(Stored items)
•••••

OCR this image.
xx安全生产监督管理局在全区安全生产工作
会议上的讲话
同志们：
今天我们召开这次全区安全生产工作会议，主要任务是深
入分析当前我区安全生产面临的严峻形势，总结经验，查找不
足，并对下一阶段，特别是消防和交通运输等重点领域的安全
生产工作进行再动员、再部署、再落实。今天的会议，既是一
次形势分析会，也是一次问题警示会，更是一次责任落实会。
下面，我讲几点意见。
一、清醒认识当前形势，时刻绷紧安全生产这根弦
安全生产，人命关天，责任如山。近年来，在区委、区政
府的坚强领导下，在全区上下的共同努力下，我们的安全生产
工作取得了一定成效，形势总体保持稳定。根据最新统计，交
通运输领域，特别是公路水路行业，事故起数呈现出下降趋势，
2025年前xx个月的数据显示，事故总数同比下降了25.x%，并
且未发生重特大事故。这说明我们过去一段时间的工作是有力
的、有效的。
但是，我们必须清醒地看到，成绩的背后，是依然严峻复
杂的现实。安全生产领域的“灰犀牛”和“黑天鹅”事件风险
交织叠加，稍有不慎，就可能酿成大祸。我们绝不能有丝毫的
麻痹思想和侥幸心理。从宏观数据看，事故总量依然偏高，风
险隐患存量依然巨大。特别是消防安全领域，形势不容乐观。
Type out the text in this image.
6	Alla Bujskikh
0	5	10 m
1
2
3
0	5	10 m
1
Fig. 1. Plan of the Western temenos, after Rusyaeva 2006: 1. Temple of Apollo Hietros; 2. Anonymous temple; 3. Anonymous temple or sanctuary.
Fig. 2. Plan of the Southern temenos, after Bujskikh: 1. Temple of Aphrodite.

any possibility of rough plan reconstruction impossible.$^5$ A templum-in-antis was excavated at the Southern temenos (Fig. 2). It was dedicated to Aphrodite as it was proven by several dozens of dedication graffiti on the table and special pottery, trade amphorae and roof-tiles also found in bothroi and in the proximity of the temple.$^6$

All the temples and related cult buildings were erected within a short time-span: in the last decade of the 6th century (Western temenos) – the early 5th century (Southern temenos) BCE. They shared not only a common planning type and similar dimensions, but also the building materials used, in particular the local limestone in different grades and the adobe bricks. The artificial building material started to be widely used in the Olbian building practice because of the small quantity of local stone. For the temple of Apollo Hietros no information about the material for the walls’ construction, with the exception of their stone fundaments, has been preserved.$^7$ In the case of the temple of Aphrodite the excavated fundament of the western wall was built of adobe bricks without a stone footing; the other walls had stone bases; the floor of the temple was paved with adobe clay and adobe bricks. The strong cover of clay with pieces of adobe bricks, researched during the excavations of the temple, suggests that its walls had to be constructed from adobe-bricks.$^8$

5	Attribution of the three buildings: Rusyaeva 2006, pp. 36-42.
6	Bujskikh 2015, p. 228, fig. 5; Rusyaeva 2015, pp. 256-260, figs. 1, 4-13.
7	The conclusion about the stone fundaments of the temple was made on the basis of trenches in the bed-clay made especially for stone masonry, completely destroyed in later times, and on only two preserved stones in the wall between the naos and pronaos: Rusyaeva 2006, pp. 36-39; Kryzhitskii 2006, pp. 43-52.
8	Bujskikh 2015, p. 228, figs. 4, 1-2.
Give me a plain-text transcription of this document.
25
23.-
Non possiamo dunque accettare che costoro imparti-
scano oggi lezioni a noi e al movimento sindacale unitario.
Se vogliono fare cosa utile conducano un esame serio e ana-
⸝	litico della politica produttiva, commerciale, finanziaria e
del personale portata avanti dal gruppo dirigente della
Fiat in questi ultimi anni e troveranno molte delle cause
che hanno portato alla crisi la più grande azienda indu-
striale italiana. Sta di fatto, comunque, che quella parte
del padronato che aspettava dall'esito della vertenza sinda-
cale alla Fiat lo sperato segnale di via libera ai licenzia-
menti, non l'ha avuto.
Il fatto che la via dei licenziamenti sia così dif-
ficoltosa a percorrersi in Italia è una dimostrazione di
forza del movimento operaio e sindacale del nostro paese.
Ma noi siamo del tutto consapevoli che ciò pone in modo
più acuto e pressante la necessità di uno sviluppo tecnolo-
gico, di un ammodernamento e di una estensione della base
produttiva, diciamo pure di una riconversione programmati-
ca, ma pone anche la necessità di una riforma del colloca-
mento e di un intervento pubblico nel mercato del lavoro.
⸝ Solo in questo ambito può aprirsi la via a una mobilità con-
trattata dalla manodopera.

•••••

▸ GOAL
Count the lines of the material that include the word "clay", then report only the total.

▸ THE RESPONSE
2